§ **What you need to do**:
Pull out every line containing the string "ffffff".

§ **Data lines**:
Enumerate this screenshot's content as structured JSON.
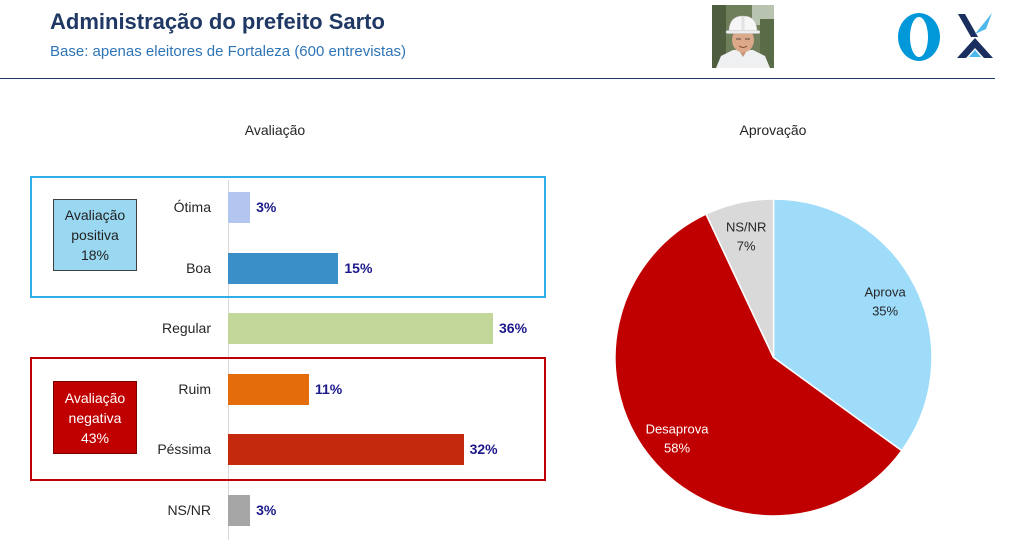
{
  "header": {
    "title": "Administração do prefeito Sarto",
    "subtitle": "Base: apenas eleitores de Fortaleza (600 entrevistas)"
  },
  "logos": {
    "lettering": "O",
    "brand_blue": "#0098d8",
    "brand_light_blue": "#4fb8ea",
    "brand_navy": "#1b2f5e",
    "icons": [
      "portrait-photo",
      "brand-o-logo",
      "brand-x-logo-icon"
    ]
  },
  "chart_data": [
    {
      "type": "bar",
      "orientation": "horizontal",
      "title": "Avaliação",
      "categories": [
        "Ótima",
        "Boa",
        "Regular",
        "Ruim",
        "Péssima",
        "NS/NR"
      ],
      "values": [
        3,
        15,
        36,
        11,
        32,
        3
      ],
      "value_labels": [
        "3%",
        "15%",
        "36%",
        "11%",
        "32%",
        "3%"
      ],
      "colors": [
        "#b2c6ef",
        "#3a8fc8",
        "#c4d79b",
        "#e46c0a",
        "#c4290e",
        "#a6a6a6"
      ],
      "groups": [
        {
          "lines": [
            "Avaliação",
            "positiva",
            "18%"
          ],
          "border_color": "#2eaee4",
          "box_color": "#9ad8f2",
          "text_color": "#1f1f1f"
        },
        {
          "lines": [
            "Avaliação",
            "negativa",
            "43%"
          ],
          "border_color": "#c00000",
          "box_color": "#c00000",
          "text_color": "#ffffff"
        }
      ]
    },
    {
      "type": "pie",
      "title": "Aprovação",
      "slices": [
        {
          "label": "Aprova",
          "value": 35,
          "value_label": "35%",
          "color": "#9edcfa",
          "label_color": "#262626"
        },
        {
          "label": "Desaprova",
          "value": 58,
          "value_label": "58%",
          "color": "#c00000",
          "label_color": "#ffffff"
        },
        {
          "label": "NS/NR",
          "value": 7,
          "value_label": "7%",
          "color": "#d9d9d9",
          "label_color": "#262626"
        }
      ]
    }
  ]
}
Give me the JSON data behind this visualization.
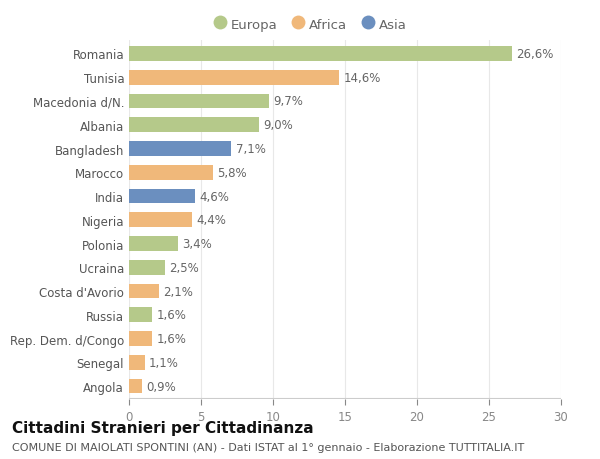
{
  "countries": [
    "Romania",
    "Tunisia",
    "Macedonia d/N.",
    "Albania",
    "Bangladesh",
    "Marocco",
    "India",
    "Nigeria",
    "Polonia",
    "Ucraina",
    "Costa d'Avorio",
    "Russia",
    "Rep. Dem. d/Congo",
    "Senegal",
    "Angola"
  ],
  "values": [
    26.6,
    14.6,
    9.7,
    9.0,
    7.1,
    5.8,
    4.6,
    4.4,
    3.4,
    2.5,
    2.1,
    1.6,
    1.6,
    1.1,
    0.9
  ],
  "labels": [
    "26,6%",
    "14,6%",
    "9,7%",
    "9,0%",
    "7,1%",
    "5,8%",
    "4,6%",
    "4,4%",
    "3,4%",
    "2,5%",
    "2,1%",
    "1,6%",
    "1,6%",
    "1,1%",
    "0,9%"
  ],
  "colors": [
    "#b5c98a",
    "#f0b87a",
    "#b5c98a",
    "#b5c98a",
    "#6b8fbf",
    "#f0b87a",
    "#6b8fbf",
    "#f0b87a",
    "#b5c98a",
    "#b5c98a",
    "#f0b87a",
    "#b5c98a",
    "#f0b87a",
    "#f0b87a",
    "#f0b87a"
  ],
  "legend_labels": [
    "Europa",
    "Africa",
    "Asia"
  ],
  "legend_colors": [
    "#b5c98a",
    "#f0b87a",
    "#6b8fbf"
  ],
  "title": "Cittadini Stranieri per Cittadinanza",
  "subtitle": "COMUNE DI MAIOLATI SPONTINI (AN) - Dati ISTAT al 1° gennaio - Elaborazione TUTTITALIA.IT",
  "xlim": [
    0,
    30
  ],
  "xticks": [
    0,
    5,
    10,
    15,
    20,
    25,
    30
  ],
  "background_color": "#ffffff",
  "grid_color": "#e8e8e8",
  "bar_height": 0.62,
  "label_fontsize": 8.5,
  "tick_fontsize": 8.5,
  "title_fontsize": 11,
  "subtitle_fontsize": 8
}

§ **Result for this task**:
          "text_color": "#ffffff"
          "label_color": "#ffffff"
  "background_color": "#ffffff",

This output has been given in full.